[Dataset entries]
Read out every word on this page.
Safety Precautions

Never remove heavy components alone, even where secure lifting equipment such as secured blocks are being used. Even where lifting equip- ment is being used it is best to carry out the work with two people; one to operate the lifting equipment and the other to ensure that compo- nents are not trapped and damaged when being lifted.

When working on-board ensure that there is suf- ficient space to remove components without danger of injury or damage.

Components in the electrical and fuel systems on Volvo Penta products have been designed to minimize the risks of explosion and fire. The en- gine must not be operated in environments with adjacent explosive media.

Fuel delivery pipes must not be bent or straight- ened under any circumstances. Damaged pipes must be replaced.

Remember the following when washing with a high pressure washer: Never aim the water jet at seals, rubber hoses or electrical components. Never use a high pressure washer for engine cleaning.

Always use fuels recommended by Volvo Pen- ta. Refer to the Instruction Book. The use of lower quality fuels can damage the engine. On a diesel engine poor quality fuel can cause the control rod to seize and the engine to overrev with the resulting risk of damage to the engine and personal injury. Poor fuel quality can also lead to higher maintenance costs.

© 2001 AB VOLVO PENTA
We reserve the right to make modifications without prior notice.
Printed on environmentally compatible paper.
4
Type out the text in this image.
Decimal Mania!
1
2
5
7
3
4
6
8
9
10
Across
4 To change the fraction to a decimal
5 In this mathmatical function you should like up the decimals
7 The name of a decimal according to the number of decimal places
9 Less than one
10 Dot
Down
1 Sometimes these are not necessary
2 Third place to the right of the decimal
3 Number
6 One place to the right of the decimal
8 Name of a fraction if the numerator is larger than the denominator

*Exercise goal*.
Exactly reproduce every line of the records.

*Full answer*.
Read out every word on this page.
Safety Precautions

Never remove heavy components alone, even where secure lifting equipment such as secured blocks are being used. Even where lifting equip- ment is being used it is best to carry out the work with two people; one to operate the lifting equipment and the other to ensure that compo- nents are not trapped and damaged when being lifted.

When working on-board ensure that there is suf- ficient space to remove components without danger of injury or damage.

Components in the electrical and fuel systems on Volvo Penta products have been designed to minimize the risks of explosion and fire. The en- gine must not be operated in environments with adjacent explosive media.

Fuel delivery pipes must not be bent or straight- ened under any circumstances. Damaged pipes must be replaced.

Remember the following when washing with a high pressure washer: Never aim the water jet at seals, rubber hoses or electrical components. Never use a high pressure washer for engine cleaning.

Always use fuels recommended by Volvo Pen- ta. Refer to the Instruction Book. The use of lower quality fuels can damage the engine. On a diesel engine poor quality fuel can cause the control rod to seize and the engine to overrev with the resulting risk of damage to the engine and personal injury. Poor fuel quality can also lead to higher maintenance costs.

© 2001 AB VOLVO PENTA
We reserve the right to make modifications without prior notice.
Printed on environmentally compatible paper.
4
Type out the text in this image.
Decimal Mania!
1
2
5
7
3
4
6
8
9
10
Across
4 To change the fraction to a decimal
5 In this mathmatical function you should like up the decimals
7 The name of a decimal according to the number of decimal places
9 Less than one
10 Dot
Down
1 Sometimes these are not necessary
2 Third place to the right of the decimal
3 Number
6 One place to the right of the decimal
8 Name of a fraction if the numerator is larger than the denominator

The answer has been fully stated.